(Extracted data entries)
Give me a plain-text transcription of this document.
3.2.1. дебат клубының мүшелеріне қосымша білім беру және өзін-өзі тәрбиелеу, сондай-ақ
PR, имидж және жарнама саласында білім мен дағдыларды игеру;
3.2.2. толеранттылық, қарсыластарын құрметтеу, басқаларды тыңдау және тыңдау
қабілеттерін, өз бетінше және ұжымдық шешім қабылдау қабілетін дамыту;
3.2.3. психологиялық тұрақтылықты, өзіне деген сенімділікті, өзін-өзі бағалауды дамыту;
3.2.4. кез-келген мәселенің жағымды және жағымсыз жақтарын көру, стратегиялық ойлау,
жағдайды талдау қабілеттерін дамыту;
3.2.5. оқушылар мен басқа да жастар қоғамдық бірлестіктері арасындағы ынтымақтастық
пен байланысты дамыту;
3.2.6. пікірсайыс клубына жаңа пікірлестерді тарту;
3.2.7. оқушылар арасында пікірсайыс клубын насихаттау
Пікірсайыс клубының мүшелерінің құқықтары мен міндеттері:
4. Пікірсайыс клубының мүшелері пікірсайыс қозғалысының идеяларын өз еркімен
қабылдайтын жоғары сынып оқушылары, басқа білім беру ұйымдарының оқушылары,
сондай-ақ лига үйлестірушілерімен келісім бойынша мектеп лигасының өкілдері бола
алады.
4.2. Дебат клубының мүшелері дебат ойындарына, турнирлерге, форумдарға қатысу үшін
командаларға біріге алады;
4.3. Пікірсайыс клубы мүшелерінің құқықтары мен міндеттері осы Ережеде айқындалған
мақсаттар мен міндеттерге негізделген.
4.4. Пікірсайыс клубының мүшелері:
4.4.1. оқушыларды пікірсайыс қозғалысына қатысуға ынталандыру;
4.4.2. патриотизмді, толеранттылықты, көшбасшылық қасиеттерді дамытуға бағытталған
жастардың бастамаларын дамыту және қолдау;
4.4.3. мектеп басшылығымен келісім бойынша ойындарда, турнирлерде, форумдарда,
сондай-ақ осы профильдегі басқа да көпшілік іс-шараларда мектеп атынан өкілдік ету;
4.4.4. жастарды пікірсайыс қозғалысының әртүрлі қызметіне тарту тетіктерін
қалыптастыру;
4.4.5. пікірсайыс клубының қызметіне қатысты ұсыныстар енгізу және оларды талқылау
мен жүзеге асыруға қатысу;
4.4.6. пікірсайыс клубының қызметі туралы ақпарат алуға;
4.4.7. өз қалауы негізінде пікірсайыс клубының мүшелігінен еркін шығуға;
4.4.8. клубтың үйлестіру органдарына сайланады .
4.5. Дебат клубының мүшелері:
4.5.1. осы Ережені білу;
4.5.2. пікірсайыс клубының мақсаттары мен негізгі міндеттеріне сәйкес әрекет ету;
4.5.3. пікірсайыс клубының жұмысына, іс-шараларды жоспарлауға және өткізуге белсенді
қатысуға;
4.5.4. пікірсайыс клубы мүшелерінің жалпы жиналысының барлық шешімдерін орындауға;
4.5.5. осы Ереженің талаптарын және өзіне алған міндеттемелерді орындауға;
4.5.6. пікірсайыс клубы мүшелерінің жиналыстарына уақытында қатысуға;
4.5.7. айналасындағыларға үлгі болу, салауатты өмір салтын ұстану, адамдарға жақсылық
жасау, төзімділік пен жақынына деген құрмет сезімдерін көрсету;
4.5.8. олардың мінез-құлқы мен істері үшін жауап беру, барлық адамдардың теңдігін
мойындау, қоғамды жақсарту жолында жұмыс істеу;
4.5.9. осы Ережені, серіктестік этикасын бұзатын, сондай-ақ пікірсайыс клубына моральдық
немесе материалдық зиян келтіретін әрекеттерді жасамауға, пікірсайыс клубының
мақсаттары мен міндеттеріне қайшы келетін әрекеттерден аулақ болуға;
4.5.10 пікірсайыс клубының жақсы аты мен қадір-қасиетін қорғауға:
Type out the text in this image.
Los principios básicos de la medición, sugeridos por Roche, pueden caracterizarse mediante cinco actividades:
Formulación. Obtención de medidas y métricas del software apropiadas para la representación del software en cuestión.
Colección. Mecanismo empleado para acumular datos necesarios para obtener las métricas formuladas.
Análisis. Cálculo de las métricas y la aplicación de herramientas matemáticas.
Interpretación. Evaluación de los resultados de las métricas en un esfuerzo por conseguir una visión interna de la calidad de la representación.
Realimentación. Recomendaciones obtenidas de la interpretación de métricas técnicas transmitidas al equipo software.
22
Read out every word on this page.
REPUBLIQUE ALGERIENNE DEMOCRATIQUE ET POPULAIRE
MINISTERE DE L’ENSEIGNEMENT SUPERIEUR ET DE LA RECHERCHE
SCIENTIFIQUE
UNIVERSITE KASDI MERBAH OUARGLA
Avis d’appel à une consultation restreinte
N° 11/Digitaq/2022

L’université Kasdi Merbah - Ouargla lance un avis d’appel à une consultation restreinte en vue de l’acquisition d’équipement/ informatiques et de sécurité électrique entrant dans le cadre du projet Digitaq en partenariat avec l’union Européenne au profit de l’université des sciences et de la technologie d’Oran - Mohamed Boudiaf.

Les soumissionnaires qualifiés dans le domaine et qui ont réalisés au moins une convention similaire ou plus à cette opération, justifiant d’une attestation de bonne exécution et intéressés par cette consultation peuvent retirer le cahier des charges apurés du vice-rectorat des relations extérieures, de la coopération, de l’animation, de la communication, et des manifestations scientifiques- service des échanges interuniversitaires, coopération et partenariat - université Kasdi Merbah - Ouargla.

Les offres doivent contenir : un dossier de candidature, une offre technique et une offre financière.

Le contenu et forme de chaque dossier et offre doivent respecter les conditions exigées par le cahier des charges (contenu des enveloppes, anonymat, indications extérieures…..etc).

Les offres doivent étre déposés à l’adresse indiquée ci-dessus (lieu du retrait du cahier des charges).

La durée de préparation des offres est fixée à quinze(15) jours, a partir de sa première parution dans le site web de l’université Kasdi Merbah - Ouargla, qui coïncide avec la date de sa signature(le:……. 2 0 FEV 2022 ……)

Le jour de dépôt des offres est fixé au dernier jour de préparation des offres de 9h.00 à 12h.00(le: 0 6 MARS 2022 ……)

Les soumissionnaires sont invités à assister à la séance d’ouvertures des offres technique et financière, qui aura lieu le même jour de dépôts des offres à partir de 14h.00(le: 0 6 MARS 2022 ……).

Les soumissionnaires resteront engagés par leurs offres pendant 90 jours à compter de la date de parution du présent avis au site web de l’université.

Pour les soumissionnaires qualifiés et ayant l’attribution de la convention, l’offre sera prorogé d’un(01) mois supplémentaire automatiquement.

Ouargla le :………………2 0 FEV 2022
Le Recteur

◆ **INSTRUCTION**
Return the entries in full, keeping every line exactly as it is.

◆ **TASK RESULT**
Give me a plain-text transcription of this document.
3.2.1. дебат клубының мүшелеріне қосымша білім беру және өзін-өзі тәрбиелеу, сондай-ақ
PR, имидж және жарнама саласында білім мен дағдыларды игеру;
3.2.2. толеранттылық, қарсыластарын құрметтеу, басқаларды тыңдау және тыңдау
қабілеттерін, өз бетінше және ұжымдық шешім қабылдау қабілетін дамыту;
3.2.3. психологиялық тұрақтылықты, өзіне деген сенімділікті, өзін-өзі бағалауды дамыту;
3.2.4. кез-келген мәселенің жағымды және жағымсыз жақтарын көру, стратегиялық ойлау,
жағдайды талдау қабілеттерін дамыту;
3.2.5. оқушылар мен басқа да жастар қоғамдық бірлестіктері арасындағы ынтымақтастық
пен байланысты дамыту;
3.2.6. пікірсайыс клубына жаңа пікірлестерді тарту;
3.2.7. оқушылар арасында пікірсайыс клубын насихаттау
Пікірсайыс клубының мүшелерінің құқықтары мен міндеттері:
4. Пікірсайыс клубының мүшелері пікірсайыс қозғалысының идеяларын өз еркімен
қабылдайтын жоғары сынып оқушылары, басқа білім беру ұйымдарының оқушылары,
сондай-ақ лига үйлестірушілерімен келісім бойынша мектеп лигасының өкілдері бола
алады.
4.2. Дебат клубының мүшелері дебат ойындарына, турнирлерге, форумдарға қатысу үшін
командаларға біріге алады;
4.3. Пікірсайыс клубы мүшелерінің құқықтары мен міндеттері осы Ережеде айқындалған
мақсаттар мен міндеттерге негізделген.
4.4. Пікірсайыс клубының мүшелері:
4.4.1. оқушыларды пікірсайыс қозғалысына қатысуға ынталандыру;
4.4.2. патриотизмді, толеранттылықты, көшбасшылық қасиеттерді дамытуға бағытталған
жастардың бастамаларын дамыту және қолдау;
4.4.3. мектеп басшылығымен келісім бойынша ойындарда, турнирлерде, форумдарда,
сондай-ақ осы профильдегі басқа да көпшілік іс-шараларда мектеп атынан өкілдік ету;
4.4.4. жастарды пікірсайыс қозғалысының әртүрлі қызметіне тарту тетіктерін
қалыптастыру;
4.4.5. пікірсайыс клубының қызметіне қатысты ұсыныстар енгізу және оларды талқылау
мен жүзеге асыруға қатысу;
4.4.6. пікірсайыс клубының қызметі туралы ақпарат алуға;
4.4.7. өз қалауы негізінде пікірсайыс клубының мүшелігінен еркін шығуға;
4.4.8. клубтың үйлестіру органдарына сайланады .
4.5. Дебат клубының мүшелері:
4.5.1. осы Ережені білу;
4.5.2. пікірсайыс клубының мақсаттары мен негізгі міндеттеріне сәйкес әрекет ету;
4.5.3. пікірсайыс клубының жұмысына, іс-шараларды жоспарлауға және өткізуге белсенді
қатысуға;
4.5.4. пікірсайыс клубы мүшелерінің жалпы жиналысының барлық шешімдерін орындауға;
4.5.5. осы Ереженің талаптарын және өзіне алған міндеттемелерді орындауға;
4.5.6. пікірсайыс клубы мүшелерінің жиналыстарына уақытында қатысуға;
4.5.7. айналасындағыларға үлгі болу, салауатты өмір салтын ұстану, адамдарға жақсылық
жасау, төзімділік пен жақынына деген құрмет сезімдерін көрсету;
4.5.8. олардың мінез-құлқы мен істері үшін жауап беру, барлық адамдардың теңдігін
мойындау, қоғамды жақсарту жолында жұмыс істеу;
4.5.9. осы Ережені, серіктестік этикасын бұзатын, сондай-ақ пікірсайыс клубына моральдық
немесе материалдық зиян келтіретін әрекеттерді жасамауға, пікірсайыс клубының
мақсаттары мен міндеттеріне қайшы келетін әрекеттерден аулақ болуға;
4.5.10 пікірсайыс клубының жақсы аты мен қадір-қасиетін қорғауға:
Type out the text in this image.
Los principios básicos de la medición, sugeridos por Roche, pueden caracterizarse mediante cinco actividades:
Formulación. Obtención de medidas y métricas del software apropiadas para la representación del software en cuestión.
Colección. Mecanismo empleado para acumular datos necesarios para obtener las métricas formuladas.
Análisis. Cálculo de las métricas y la aplicación de herramientas matemáticas.
Interpretación. Evaluación de los resultados de las métricas en un esfuerzo por conseguir una visión interna de la calidad de la representación.
Realimentación. Recomendaciones obtenidas de la interpretación de métricas técnicas transmitidas al equipo software.
22
Read out every word on this page.
REPUBLIQUE ALGERIENNE DEMOCRATIQUE ET POPULAIRE
MINISTERE DE L’ENSEIGNEMENT SUPERIEUR ET DE LA RECHERCHE
SCIENTIFIQUE
UNIVERSITE KASDI MERBAH OUARGLA
Avis d’appel à une consultation restreinte
N° 11/Digitaq/2022

L’université Kasdi Merbah - Ouargla lance un avis d’appel à une consultation restreinte en vue de l’acquisition d’équipement/ informatiques et de sécurité électrique entrant dans le cadre du projet Digitaq en partenariat avec l’union Européenne au profit de l’université des sciences et de la technologie d’Oran - Mohamed Boudiaf.

Les soumissionnaires qualifiés dans le domaine et qui ont réalisés au moins une convention similaire ou plus à cette opération, justifiant d’une attestation de bonne exécution et intéressés par cette consultation peuvent retirer le cahier des charges apurés du vice-rectorat des relations extérieures, de la coopération, de l’animation, de la communication, et des manifestations scientifiques- service des échanges interuniversitaires, coopération et partenariat - université Kasdi Merbah - Ouargla.

Les offres doivent contenir : un dossier de candidature, une offre technique et une offre financière.

Le contenu et forme de chaque dossier et offre doivent respecter les conditions exigées par le cahier des charges (contenu des enveloppes, anonymat, indications extérieures…..etc).

Les offres doivent étre déposés à l’adresse indiquée ci-dessus (lieu du retrait du cahier des charges).

La durée de préparation des offres est fixée à quinze(15) jours, a partir de sa première parution dans le site web de l’université Kasdi Merbah - Ouargla, qui coïncide avec la date de sa signature(le:……. 2 0 FEV 2022 ……)

Le jour de dépôt des offres est fixé au dernier jour de préparation des offres de 9h.00 à 12h.00(le: 0 6 MARS 2022 ……)

Les soumissionnaires sont invités à assister à la séance d’ouvertures des offres technique et financière, qui aura lieu le même jour de dépôts des offres à partir de 14h.00(le: 0 6 MARS 2022 ……).

Les soumissionnaires resteront engagés par leurs offres pendant 90 jours à compter de la date de parution du présent avis au site web de l’université.

Pour les soumissionnaires qualifiés et ayant l’attribution de la convention, l’offre sera prorogé d’un(01) mois supplémentaire automatiquement.

Ouargla le :………………2 0 FEV 2022
Le Recteur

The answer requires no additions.